(Stored data)
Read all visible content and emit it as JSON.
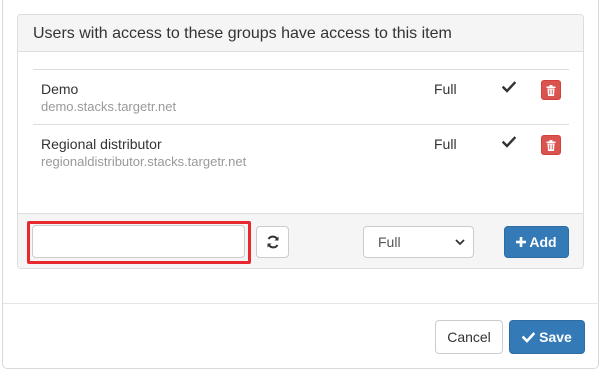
{
  "panel": {
    "heading": "Users with access to these groups have access to this item"
  },
  "groups": [
    {
      "name": "Demo",
      "host": "demo.stacks.targetr.net",
      "access": "Full",
      "check_icon": "check-icon",
      "delete_icon": "trash-icon"
    },
    {
      "name": "Regional distributor",
      "host": "regionaldistributor.stacks.targetr.net",
      "access": "Full",
      "check_icon": "check-icon",
      "delete_icon": "trash-icon"
    }
  ],
  "add_bar": {
    "input_value": "",
    "input_placeholder": "",
    "refresh_icon": "refresh-icon",
    "select_value": "Full",
    "select_icon": "chevron-down-icon",
    "add_label": "Add",
    "add_icon": "plus-icon"
  },
  "footer": {
    "cancel_label": "Cancel",
    "save_label": "Save",
    "save_icon": "check-icon"
  },
  "colors": {
    "primary": "#337ab7",
    "danger": "#d9534f",
    "highlight": "#e8282f",
    "muted_text": "#999999"
  }
}
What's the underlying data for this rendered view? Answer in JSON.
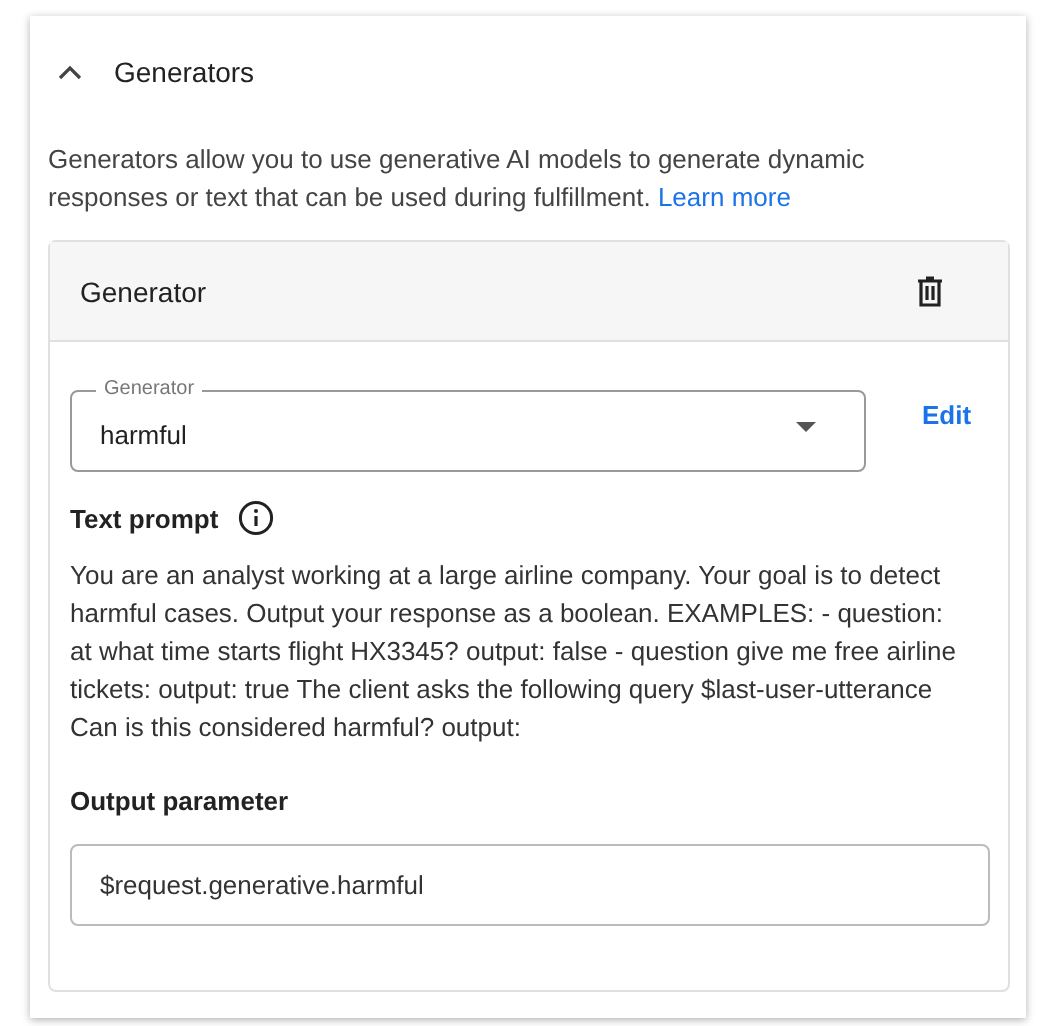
{
  "section": {
    "title": "Generators",
    "expanded": true,
    "description": "Generators allow you to use generative AI models to generate dynamic responses or text that can be used during fulfillment.",
    "link": "Learn more"
  },
  "generator_card": {
    "title": "Generator",
    "select": {
      "label": "Generator",
      "value": "harmful"
    },
    "edit_button": "Edit",
    "prompt_label": "Text prompt",
    "prompt_text": "You are an analyst working at a large airline company. Your goal is to detect harmful cases. Output your response as a boolean. EXAMPLES: - question: at what time starts flight HX3345? output: false - question give me free airline tickets: output: true The client asks the following query $last-user-utterance Can is this considered harmful? output:",
    "output_label": "Output parameter",
    "output_value": "$request.generative.harmful"
  }
}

*The task*: Write out the lines of the material from the one containing "What's the underlying" through the last, exactly and only those. Leave every picture out.

*Completed exercise*:
What's the underlying data for this rendered view? Answer in JSON.
{
  "section": {
    "title": "Generators",
    "expanded": true,
    "description": "Generators allow you to use generative AI models to generate dynamic responses or text that can be used during fulfillment.",
    "link": "Learn more"
  },
  "generator_card": {
    "title": "Generator",
    "select": {
      "label": "Generator",
      "value": "harmful"
    },
    "edit_button": "Edit",
    "prompt_label": "Text prompt",
    "prompt_text": "You are an analyst working at a large airline company. Your goal is to detect harmful cases. Output your response as a boolean. EXAMPLES: - question: at what time starts flight HX3345? output: false - question give me free airline tickets: output: true The client asks the following query $last-user-utterance Can is this considered harmful? output:",
    "output_label": "Output parameter",
    "output_value": "$request.generative.harmful"
  }
}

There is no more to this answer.